Collected data entries
* Begin *
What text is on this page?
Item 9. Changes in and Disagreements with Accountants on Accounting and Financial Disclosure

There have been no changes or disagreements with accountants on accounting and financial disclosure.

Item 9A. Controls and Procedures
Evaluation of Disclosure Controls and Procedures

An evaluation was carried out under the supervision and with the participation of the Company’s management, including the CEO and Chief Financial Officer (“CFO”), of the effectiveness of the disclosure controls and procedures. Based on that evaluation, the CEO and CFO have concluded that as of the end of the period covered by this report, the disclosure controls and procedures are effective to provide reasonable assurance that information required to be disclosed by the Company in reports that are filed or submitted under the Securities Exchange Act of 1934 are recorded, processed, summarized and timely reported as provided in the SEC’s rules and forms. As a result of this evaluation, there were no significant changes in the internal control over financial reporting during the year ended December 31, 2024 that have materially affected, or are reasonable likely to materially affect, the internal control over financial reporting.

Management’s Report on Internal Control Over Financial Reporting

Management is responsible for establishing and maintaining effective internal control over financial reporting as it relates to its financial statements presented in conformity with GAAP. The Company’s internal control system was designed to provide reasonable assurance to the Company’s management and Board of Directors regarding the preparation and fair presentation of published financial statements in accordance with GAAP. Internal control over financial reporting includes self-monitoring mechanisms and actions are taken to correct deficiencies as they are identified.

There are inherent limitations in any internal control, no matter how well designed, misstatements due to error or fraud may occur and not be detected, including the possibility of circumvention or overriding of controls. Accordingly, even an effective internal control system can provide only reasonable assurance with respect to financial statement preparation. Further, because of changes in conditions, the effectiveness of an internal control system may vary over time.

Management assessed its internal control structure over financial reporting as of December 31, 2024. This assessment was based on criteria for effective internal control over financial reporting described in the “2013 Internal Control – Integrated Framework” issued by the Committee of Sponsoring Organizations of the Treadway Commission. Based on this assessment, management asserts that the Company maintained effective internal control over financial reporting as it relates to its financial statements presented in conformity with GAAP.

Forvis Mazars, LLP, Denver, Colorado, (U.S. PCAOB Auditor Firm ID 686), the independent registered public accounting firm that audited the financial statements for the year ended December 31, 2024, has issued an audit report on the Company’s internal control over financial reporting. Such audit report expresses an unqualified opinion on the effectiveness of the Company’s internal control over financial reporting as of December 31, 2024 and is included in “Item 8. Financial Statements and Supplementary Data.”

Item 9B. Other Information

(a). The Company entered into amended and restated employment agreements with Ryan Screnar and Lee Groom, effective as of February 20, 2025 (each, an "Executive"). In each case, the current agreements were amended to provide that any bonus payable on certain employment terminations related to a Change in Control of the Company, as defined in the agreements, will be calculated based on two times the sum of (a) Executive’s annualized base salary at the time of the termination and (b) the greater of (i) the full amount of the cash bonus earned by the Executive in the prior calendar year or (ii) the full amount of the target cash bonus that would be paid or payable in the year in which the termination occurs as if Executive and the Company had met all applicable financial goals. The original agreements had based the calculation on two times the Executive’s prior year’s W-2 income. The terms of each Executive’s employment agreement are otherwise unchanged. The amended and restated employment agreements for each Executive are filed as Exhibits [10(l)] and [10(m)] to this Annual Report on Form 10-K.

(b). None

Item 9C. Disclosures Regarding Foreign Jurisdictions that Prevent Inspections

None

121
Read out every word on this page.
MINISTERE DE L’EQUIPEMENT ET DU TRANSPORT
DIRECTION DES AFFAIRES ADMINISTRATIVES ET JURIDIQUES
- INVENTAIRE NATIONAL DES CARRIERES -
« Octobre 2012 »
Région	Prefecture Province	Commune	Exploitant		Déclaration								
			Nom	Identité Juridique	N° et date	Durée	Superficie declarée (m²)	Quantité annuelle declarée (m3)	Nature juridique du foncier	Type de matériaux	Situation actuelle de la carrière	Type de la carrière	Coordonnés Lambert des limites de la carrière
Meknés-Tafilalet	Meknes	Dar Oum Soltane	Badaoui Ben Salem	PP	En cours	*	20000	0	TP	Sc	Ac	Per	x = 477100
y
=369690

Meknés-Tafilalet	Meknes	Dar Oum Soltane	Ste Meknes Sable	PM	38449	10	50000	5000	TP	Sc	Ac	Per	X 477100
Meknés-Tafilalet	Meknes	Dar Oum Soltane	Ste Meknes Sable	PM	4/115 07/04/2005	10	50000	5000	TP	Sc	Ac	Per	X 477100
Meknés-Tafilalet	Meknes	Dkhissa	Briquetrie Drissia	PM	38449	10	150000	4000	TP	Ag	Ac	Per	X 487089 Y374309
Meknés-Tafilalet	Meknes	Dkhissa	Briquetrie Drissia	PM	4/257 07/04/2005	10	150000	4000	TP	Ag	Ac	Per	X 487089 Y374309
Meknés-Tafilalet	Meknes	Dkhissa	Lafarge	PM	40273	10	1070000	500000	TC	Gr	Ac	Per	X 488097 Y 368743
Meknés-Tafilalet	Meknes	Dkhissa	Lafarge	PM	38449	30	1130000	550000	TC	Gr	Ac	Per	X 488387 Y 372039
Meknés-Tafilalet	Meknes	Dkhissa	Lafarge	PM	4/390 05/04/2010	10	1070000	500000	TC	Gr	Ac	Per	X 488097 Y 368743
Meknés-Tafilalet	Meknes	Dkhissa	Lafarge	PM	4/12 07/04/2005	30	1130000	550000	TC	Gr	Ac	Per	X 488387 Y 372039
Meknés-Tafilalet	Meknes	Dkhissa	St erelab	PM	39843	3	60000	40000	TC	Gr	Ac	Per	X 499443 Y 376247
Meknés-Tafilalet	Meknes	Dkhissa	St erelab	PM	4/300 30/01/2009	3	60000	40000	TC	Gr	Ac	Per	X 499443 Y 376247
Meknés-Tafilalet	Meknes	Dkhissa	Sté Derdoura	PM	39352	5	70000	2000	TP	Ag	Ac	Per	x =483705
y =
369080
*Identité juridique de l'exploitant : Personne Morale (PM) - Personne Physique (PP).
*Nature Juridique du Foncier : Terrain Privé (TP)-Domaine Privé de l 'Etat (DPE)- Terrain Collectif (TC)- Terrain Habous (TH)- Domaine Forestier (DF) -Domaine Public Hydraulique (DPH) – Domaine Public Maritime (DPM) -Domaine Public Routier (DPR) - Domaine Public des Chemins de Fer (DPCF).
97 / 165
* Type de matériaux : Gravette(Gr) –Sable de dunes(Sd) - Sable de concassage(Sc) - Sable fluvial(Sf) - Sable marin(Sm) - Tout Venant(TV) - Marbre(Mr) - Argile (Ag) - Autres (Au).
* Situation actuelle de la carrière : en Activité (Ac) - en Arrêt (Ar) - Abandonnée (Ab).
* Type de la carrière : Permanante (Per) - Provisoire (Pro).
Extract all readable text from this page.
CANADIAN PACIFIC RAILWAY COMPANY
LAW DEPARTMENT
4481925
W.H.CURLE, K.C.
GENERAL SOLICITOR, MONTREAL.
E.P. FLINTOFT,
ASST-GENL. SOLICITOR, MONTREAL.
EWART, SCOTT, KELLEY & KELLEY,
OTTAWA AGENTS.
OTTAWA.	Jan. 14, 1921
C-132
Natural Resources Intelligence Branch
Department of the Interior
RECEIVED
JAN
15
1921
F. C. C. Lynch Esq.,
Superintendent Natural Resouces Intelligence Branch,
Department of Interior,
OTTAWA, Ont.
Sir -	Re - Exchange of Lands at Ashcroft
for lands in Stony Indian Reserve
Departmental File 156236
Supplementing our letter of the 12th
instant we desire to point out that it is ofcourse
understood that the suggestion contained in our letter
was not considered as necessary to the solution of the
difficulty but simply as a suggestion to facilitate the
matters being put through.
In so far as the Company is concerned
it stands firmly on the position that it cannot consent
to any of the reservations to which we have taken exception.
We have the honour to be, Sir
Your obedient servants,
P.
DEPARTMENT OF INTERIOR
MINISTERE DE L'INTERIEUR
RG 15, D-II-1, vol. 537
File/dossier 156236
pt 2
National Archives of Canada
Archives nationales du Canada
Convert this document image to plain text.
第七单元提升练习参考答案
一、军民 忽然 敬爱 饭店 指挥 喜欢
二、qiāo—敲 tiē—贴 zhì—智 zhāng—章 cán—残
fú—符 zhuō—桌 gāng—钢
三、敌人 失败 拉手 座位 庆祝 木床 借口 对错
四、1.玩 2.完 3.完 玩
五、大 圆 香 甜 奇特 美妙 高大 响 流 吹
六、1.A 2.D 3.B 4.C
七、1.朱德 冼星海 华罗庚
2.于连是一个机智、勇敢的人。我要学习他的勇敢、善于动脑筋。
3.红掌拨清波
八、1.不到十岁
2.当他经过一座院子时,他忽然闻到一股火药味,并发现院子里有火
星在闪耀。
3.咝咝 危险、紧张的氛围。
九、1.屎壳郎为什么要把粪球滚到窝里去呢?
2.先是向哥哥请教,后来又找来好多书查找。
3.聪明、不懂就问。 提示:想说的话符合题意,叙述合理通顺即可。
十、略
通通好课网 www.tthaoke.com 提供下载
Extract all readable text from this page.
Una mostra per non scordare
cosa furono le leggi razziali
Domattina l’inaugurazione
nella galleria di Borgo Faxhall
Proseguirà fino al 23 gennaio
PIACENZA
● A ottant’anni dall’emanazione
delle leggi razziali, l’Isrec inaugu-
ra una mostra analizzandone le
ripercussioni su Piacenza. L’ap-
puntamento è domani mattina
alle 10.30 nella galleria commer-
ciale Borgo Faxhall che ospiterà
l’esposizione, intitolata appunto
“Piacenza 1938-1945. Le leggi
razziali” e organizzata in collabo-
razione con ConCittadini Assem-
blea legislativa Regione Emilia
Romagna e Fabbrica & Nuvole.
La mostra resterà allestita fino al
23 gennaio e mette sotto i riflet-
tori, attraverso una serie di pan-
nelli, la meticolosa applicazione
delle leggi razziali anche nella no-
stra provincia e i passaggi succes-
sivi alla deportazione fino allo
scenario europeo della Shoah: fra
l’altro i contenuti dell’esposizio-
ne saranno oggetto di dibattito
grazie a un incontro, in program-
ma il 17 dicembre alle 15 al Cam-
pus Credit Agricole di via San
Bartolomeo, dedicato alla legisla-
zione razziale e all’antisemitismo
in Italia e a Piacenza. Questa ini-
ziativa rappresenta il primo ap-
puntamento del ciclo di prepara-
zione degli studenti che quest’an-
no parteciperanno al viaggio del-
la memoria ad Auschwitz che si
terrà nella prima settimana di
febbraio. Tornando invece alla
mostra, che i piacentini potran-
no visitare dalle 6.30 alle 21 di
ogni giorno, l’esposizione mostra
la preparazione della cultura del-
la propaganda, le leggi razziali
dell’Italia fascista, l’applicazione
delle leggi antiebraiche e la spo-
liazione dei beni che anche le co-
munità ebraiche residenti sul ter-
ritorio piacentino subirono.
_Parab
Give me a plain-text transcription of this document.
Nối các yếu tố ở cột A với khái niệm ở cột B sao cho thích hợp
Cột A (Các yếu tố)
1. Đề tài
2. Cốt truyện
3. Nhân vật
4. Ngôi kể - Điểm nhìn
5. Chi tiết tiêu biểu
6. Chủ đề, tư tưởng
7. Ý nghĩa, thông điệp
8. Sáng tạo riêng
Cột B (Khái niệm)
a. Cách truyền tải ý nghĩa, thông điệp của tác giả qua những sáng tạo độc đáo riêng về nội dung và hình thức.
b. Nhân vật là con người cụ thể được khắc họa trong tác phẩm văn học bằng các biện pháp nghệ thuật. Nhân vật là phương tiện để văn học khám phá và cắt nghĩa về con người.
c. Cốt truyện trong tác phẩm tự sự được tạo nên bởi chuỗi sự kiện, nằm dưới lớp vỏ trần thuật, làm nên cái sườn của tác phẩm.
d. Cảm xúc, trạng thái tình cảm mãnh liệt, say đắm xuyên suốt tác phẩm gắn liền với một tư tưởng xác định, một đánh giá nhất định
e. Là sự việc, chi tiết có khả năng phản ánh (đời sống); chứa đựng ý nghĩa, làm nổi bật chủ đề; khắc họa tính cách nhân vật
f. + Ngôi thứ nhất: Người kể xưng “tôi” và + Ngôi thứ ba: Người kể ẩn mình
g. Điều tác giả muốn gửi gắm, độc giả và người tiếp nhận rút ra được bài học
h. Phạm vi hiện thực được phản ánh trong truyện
* End *
◆ TASK GOAL ◆
Go through the material above and count the lines that contain "Canada"; answer with the number alone.

◆ SOLUTION TO THE EXERCISE ◆
2